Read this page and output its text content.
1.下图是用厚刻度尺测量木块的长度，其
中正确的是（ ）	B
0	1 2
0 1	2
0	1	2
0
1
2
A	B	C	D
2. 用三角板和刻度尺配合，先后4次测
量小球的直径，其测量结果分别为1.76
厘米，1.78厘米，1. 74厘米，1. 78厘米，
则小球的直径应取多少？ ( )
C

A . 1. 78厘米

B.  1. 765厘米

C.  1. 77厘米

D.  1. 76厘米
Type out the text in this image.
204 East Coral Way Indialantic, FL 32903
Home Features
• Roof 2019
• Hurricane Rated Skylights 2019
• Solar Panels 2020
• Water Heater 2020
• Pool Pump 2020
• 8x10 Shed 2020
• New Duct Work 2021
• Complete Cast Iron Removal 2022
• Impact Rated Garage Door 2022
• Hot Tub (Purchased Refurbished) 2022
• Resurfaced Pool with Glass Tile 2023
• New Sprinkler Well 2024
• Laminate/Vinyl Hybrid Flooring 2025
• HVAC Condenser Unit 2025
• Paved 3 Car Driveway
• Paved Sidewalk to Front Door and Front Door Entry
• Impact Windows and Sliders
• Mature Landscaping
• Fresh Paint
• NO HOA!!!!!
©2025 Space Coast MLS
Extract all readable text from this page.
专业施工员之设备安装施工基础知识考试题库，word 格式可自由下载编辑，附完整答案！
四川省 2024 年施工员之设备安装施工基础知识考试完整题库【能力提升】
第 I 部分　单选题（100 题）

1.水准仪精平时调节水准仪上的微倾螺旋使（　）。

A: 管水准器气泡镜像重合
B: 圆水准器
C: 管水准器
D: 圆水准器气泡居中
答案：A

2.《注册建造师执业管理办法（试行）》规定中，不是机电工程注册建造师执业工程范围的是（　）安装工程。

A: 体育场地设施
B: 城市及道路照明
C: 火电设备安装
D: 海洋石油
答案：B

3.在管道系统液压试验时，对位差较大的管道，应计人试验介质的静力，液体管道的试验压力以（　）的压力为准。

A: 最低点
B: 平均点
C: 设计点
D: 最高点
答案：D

******************************

→ **REQUIRED WORK**: Exactly repeat the lines from the line that contains "Extract all readable text from this page." to the end of the entries, both included, and leave out all other lines.

→ **EXPECTED ANSWER**:
Extract all readable text from this page.
专业施工员之设备安装施工基础知识考试题库，word 格式可自由下载编辑，附完整答案！
四川省 2024 年施工员之设备安装施工基础知识考试完整题库【能力提升】
第 I 部分　单选题（100 题）

1.水准仪精平时调节水准仪上的微倾螺旋使（　）。

A: 管水准器气泡镜像重合
B: 圆水准器
C: 管水准器
D: 圆水准器气泡居中
答案：A

2.《注册建造师执业管理办法（试行）》规定中，不是机电工程注册建造师执业工程范围的是（　）安装工程。

A: 体育场地设施
B: 城市及道路照明
C: 火电设备安装
D: 海洋石油
答案：B

3.在管道系统液压试验时，对位差较大的管道，应计人试验介质的静力，液体管道的试验压力以（　）的压力为准。

A: 最低点
B: 平均点
C: 设计点
D: 最高点
答案：D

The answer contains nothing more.